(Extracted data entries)
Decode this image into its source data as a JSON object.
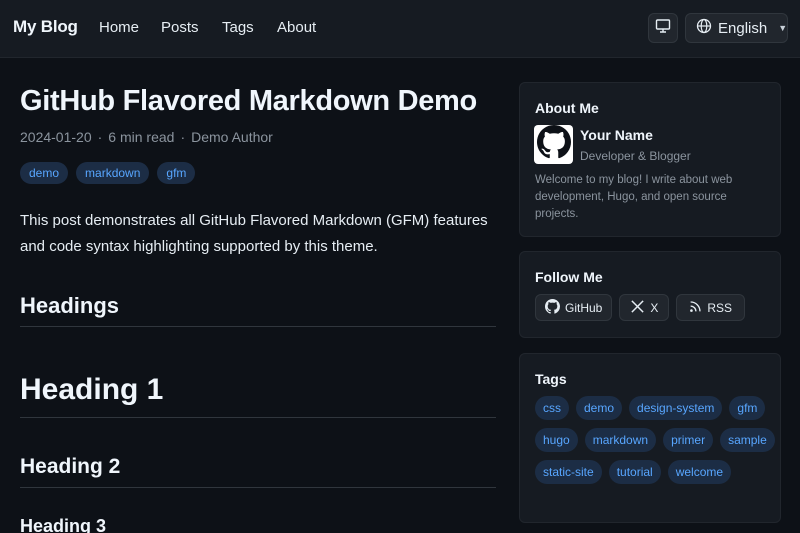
{
  "header": {
    "brand": "My Blog",
    "nav": [
      "Home",
      "Posts",
      "Tags",
      "About"
    ],
    "theme_icon": "monitor-icon",
    "language": "English"
  },
  "post": {
    "title": "GitHub Flavored Markdown Demo",
    "date": "2024-01-20",
    "read_time": "6 min read",
    "author": "Demo Author",
    "tags": [
      "demo",
      "markdown",
      "gfm"
    ],
    "intro": "This post demonstrates all GitHub Flavored Markdown (GFM) features and code syntax highlighting supported by this theme.",
    "headings": {
      "section": "Headings",
      "h1": "Heading 1",
      "h2": "Heading 2",
      "h3": "Heading 3"
    }
  },
  "sidebar": {
    "about": {
      "title": "About Me",
      "name": "Your Name",
      "role": "Developer & Blogger",
      "bio": "Welcome to my blog! I write about web development, Hugo, and open source projects."
    },
    "follow": {
      "title": "Follow Me",
      "links": [
        {
          "label": "GitHub",
          "icon": "github-icon"
        },
        {
          "label": "X",
          "icon": "x-icon"
        },
        {
          "label": "RSS",
          "icon": "rss-icon"
        }
      ]
    },
    "tags": {
      "title": "Tags",
      "items": [
        "css",
        "demo",
        "design-system",
        "gfm",
        "hugo",
        "markdown",
        "primer",
        "sample",
        "static-site",
        "tutorial",
        "welcome"
      ]
    }
  },
  "colors": {
    "background": "#0d1117",
    "surface": "#161b22",
    "accent": "#58a6ff",
    "tag_bg": "#1c2d45",
    "muted": "#8b949e"
  }
}
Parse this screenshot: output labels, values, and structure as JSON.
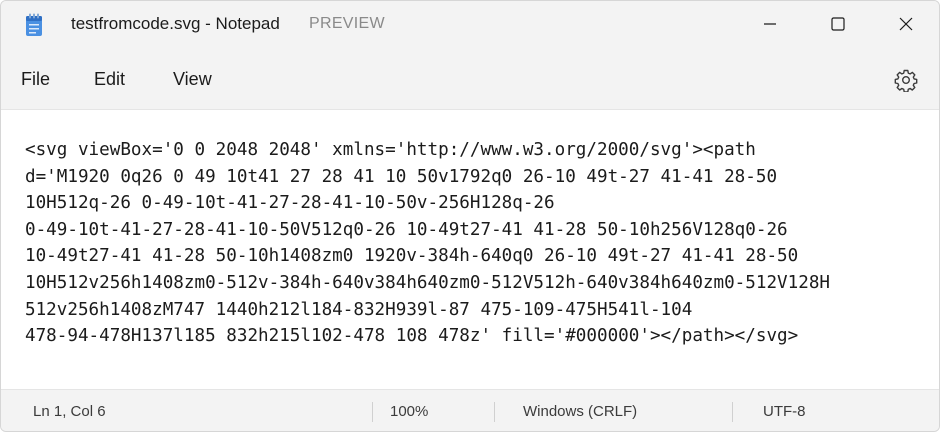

§ **WHAT IS NEEDED**:
Write out the entries above verbatim; the pictures do not belong in your copy.

§ **WORKED ANSWER**:
Decode this image into its source data as a JSON object.
{
  "header": {
    "brand": "My Blog",
    "nav": [
      "Home",
      "Posts",
      "Tags",
      "About"
    ],
    "theme_icon": "monitor-icon",
    "language": "English"
  },
  "post": {
    "title": "GitHub Flavored Markdown Demo",
    "date": "2024-01-20",
    "read_time": "6 min read",
    "author": "Demo Author",
    "tags": [
      "demo",
      "markdown",
      "gfm"
    ],
    "intro": "This post demonstrates all GitHub Flavored Markdown (GFM) features and code syntax highlighting supported by this theme.",
    "headings": {
      "section": "Headings",
      "h1": "Heading 1",
      "h2": "Heading 2",
      "h3": "Heading 3"
    }
  },
  "sidebar": {
    "about": {
      "title": "About Me",
      "name": "Your Name",
      "role": "Developer & Blogger",
      "bio": "Welcome to my blog! I write about web development, Hugo, and open source projects."
    },
    "follow": {
      "title": "Follow Me",
      "links": [
        {
          "label": "GitHub",
          "icon": "github-icon"
        },
        {
          "label": "X",
          "icon": "x-icon"
        },
        {
          "label": "RSS",
          "icon": "rss-icon"
        }
      ]
    },
    "tags": {
      "title": "Tags",
      "items": [
        "css",
        "demo",
        "design-system",
        "gfm",
        "hugo",
        "markdown",
        "primer",
        "sample",
        "static-site",
        "tutorial",
        "welcome"
      ]
    }
  },
  "colors": {
    "background": "#0d1117",
    "surface": "#161b22",
    "accent": "#58a6ff",
    "tag_bg": "#1c2d45",
    "muted": "#8b949e"
  }
}
Parse this screenshot: output labels, values, and structure as JSON.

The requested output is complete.